[Your task] Retype, word for word, every line starting at the line with "Output a JSON object containing" and ending with the final line of the entries; skip the pictures.

[Data extract]
===

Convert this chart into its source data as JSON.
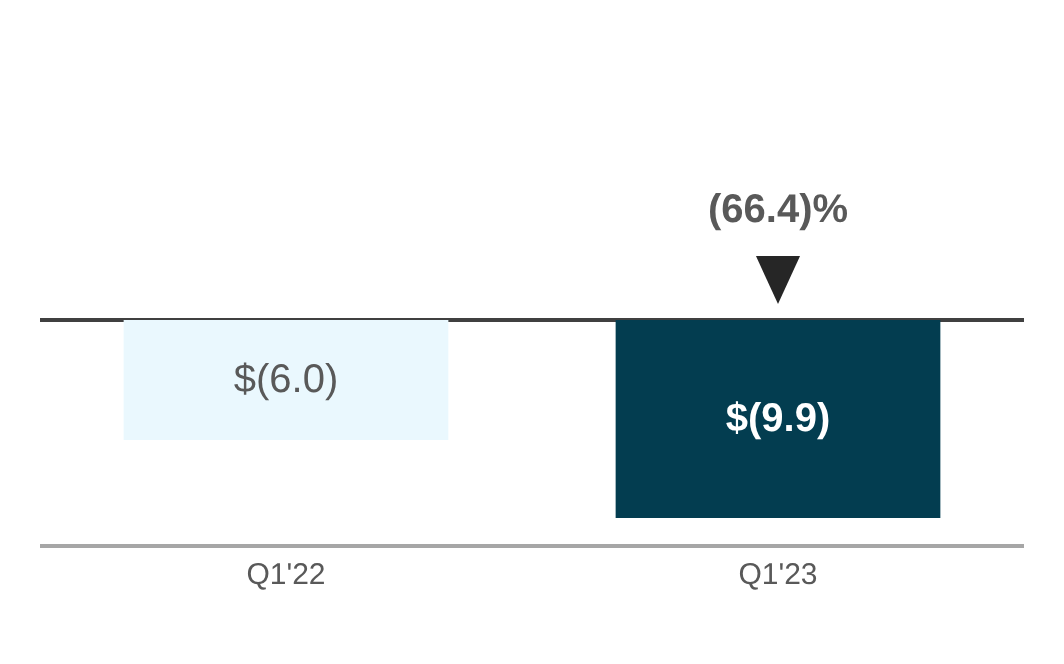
{
  "chart_data": {
    "type": "bar",
    "relative": false,
    "categories": [
      "Q1'22",
      "Q1'23"
    ],
    "values": [
      -6.0,
      -9.9
    ],
    "colors": [
      "#eaf8fe",
      "#033d50"
    ],
    "value_labels": [
      "$(6.0)",
      "$(9.9)"
    ],
    "ylim": [
      -11.2,
      0
    ],
    "annotations": [
      {
        "text": "(66.4)%",
        "x": "Q1'23",
        "y": 0
      }
    ],
    "legend": false
  }
}
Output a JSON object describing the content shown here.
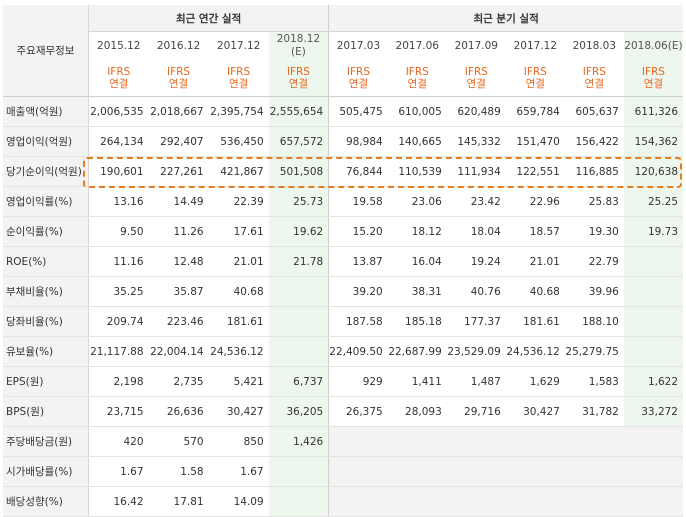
{
  "header": {
    "item_label": "주요재무정보",
    "annual_group": "최근 연간 실적",
    "quarter_group": "최근 분기 실적",
    "annual_periods": [
      "2015.12",
      "2016.12",
      "2017.12",
      "2018.12\n(E)"
    ],
    "quarter_periods": [
      "2017.03",
      "2017.06",
      "2017.09",
      "2017.12",
      "2018.03",
      "2018.06(E)"
    ],
    "basis_top": "IFRS",
    "basis_bottom": "연결"
  },
  "rows": [
    {
      "label": "매출액(억원)",
      "annual": [
        "2,006,535",
        "2,018,667",
        "2,395,754",
        "2,555,654"
      ],
      "quarter": [
        "505,475",
        "610,005",
        "620,489",
        "659,784",
        "605,637",
        "611,326"
      ]
    },
    {
      "label": "영업이익(억원)",
      "annual": [
        "264,134",
        "292,407",
        "536,450",
        "657,572"
      ],
      "quarter": [
        "98,984",
        "140,665",
        "145,332",
        "151,470",
        "156,422",
        "154,362"
      ]
    },
    {
      "label": "당기순이익(억원)",
      "annual": [
        "190,601",
        "227,261",
        "421,867",
        "501,508"
      ],
      "quarter": [
        "76,844",
        "110,539",
        "111,934",
        "122,551",
        "116,885",
        "120,638"
      ]
    },
    {
      "label": "영업이익률(%)",
      "annual": [
        "13.16",
        "14.49",
        "22.39",
        "25.73"
      ],
      "quarter": [
        "19.58",
        "23.06",
        "23.42",
        "22.96",
        "25.83",
        "25.25"
      ]
    },
    {
      "label": "순이익률(%)",
      "annual": [
        "9.50",
        "11.26",
        "17.61",
        "19.62"
      ],
      "quarter": [
        "15.20",
        "18.12",
        "18.04",
        "18.57",
        "19.30",
        "19.73"
      ]
    },
    {
      "label": "ROE(%)",
      "annual": [
        "11.16",
        "12.48",
        "21.01",
        "21.78"
      ],
      "quarter": [
        "13.87",
        "16.04",
        "19.24",
        "21.01",
        "22.79",
        ""
      ]
    },
    {
      "label": "부채비율(%)",
      "annual": [
        "35.25",
        "35.87",
        "40.68",
        ""
      ],
      "quarter": [
        "39.20",
        "38.31",
        "40.76",
        "40.68",
        "39.96",
        ""
      ]
    },
    {
      "label": "당좌비율(%)",
      "annual": [
        "209.74",
        "223.46",
        "181.61",
        ""
      ],
      "quarter": [
        "187.58",
        "185.18",
        "177.37",
        "181.61",
        "188.10",
        ""
      ]
    },
    {
      "label": "유보율(%)",
      "annual": [
        "21,117.88",
        "22,004.14",
        "24,536.12",
        ""
      ],
      "quarter": [
        "22,409.50",
        "22,687.99",
        "23,529.09",
        "24,536.12",
        "25,279.75",
        ""
      ]
    },
    {
      "label": "EPS(원)",
      "annual": [
        "2,198",
        "2,735",
        "5,421",
        "6,737"
      ],
      "quarter": [
        "929",
        "1,411",
        "1,487",
        "1,629",
        "1,583",
        "1,622"
      ]
    },
    {
      "label": "BPS(원)",
      "annual": [
        "23,715",
        "26,636",
        "30,427",
        "36,205"
      ],
      "quarter": [
        "26,375",
        "28,093",
        "29,716",
        "30,427",
        "31,782",
        "33,272"
      ]
    },
    {
      "label": "주당배당금(원)",
      "annual": [
        "420",
        "570",
        "850",
        "1,426"
      ],
      "quarter": [
        "",
        "",
        "",
        "",
        "",
        ""
      ]
    },
    {
      "label": "시가배당률(%)",
      "annual": [
        "1.67",
        "1.58",
        "1.67",
        ""
      ],
      "quarter": [
        "",
        "",
        "",
        "",
        "",
        ""
      ]
    },
    {
      "label": "배당성향(%)",
      "annual": [
        "16.42",
        "17.81",
        "14.09",
        ""
      ],
      "quarter": [
        "",
        "",
        "",
        "",
        "",
        ""
      ]
    }
  ],
  "colors": {
    "estimate_bg": "#eef7ee",
    "ifrs_text": "#e8651c",
    "highlight_border": "#e87b1a"
  }
}
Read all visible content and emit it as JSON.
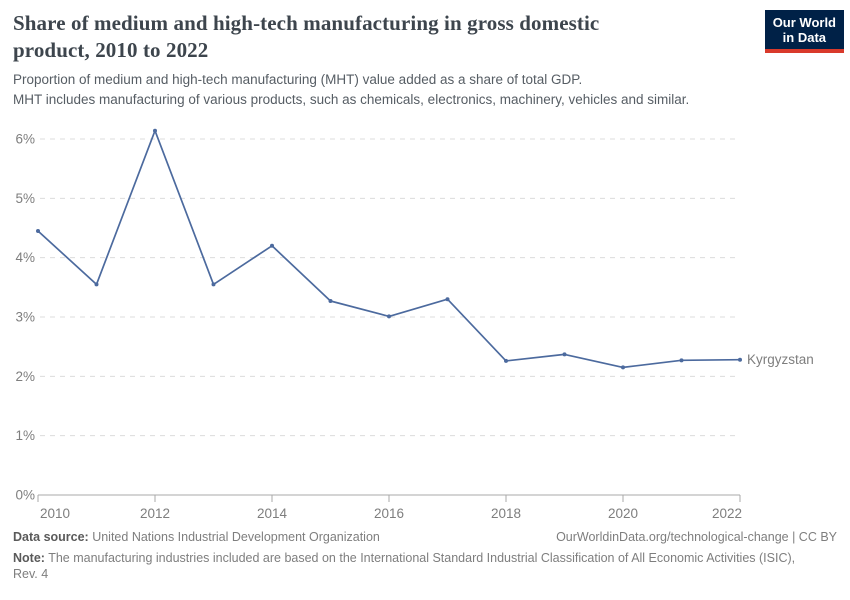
{
  "header": {
    "title_line1": "Share of medium and high-tech manufacturing in gross domestic",
    "title_line2": "product, 2010 to 2022",
    "subtitle_line1": "Proportion of medium and high-tech manufacturing (MHT) value added as a share of total GDP.",
    "subtitle_line2": "MHT includes manufacturing of various products, such as chemicals, electronics, machinery, vehicles and similar.",
    "logo": {
      "line1": "Our World",
      "line2": "in Data",
      "bg_color": "#002147",
      "accent_color": "#d93a2b"
    }
  },
  "chart_data": {
    "type": "line",
    "title": "Share of medium and high-tech manufacturing in gross domestic product, 2010 to 2022",
    "unit": "%",
    "x": [
      2010,
      2011,
      2012,
      2013,
      2014,
      2015,
      2016,
      2017,
      2018,
      2019,
      2020,
      2021,
      2022
    ],
    "series": [
      {
        "name": "Kyrgyzstan",
        "color": "#4c6a9e",
        "values": [
          4.45,
          3.55,
          6.14,
          3.55,
          4.2,
          3.27,
          3.01,
          3.3,
          2.26,
          2.37,
          2.15,
          2.27,
          2.28
        ]
      }
    ],
    "xlim": [
      2010,
      2022
    ],
    "ylim": [
      0,
      6
    ],
    "x_ticks": [
      2010,
      2012,
      2014,
      2016,
      2018,
      2020,
      2022
    ],
    "y_ticks": [
      0,
      1,
      2,
      3,
      4,
      5,
      6
    ],
    "y_tick_suffix": "%",
    "grid": "horizontal-dashed",
    "grid_color": "#dcdcdc",
    "axis_color": "#a8a8a8",
    "tick_label_color": "#7e7e7e",
    "legend_position": "end-of-line"
  },
  "footer": {
    "datasource_label": "Data source:",
    "datasource_value": " United Nations Industrial Development Organization",
    "citation": "OurWorldinData.org/technological-change | CC BY",
    "note_label": "Note:",
    "note_line1": " The manufacturing industries included are based on the International Standard Industrial Classification of All Economic Activities (ISIC),",
    "note_line2": "Rev. 4"
  }
}
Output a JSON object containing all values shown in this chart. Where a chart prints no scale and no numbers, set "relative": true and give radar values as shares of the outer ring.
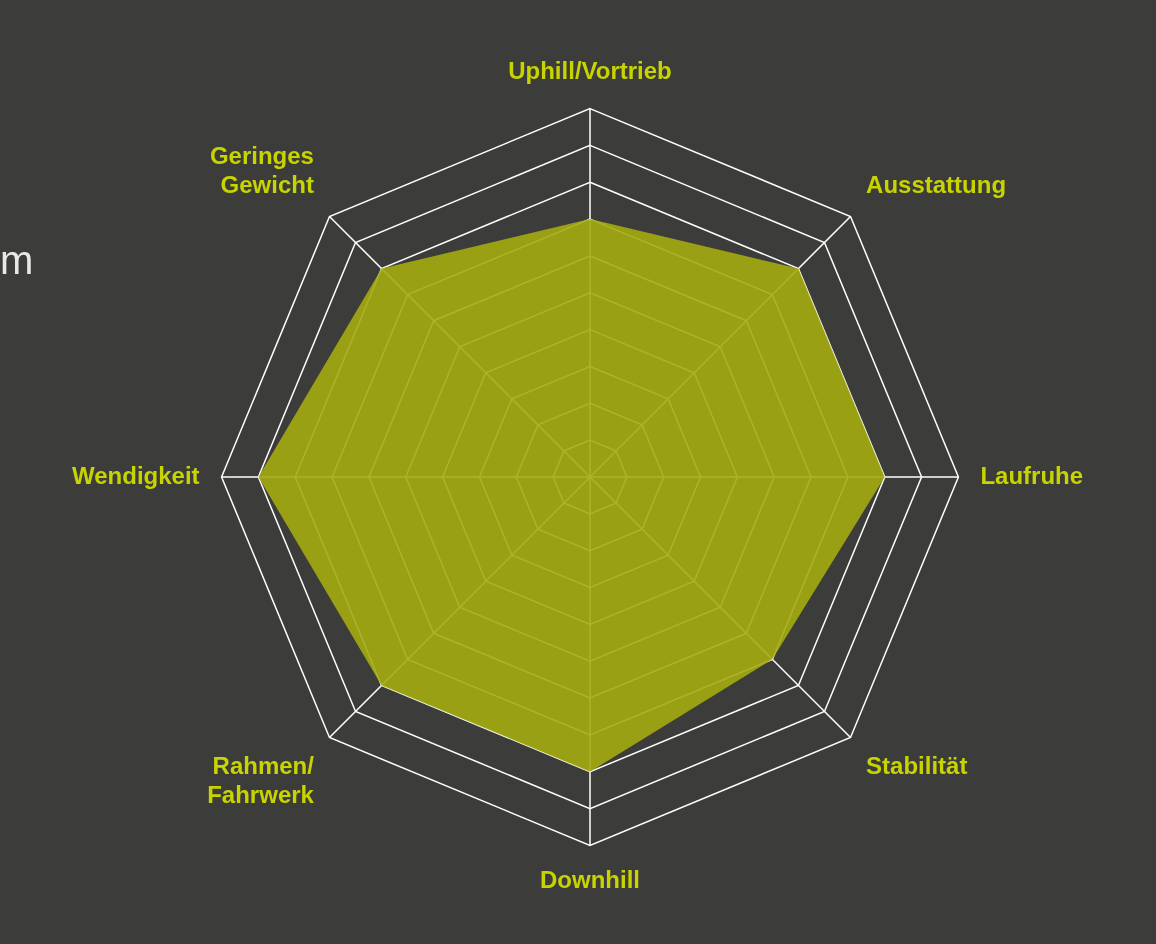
{
  "chart_data": {
    "type": "radar",
    "relative": true,
    "categories": [
      "Uphill/Vortrieb",
      "Ausstattung",
      "Laufruhe",
      "Stabilität",
      "Downhill",
      "Rahmen/ Fahrwerk",
      "Wendigkeit",
      "Geringes Gewicht"
    ],
    "series": [
      {
        "color": "#a3ab0f",
        "values": [
          0.7,
          0.8,
          0.8,
          0.7,
          0.8,
          0.8,
          0.9,
          0.8
        ]
      }
    ],
    "annotations": [
      "m"
    ],
    "grid": true,
    "legend": false
  }
}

===

[Output]
Output a JSON object containing all values shown in this chart. Where a chart prints no scale and no numbers, set "relative": true and give radar values as shares of the outer ring.
{
  "chart_data": {
    "type": "radar",
    "relative": true,
    "categories": [
      "Uphill/Vortrieb",
      "Ausstattung",
      "Laufruhe",
      "Stabilität",
      "Downhill",
      "Rahmen/ Fahrwerk",
      "Wendigkeit",
      "Geringes Gewicht"
    ],
    "series": [
      {
        "color": "#a3ab0f",
        "values": [
          0.7,
          0.8,
          0.8,
          0.7,
          0.8,
          0.8,
          0.9,
          0.8
        ]
      }
    ],
    "annotations": [
      "m"
    ],
    "grid": true,
    "legend": false
  }
}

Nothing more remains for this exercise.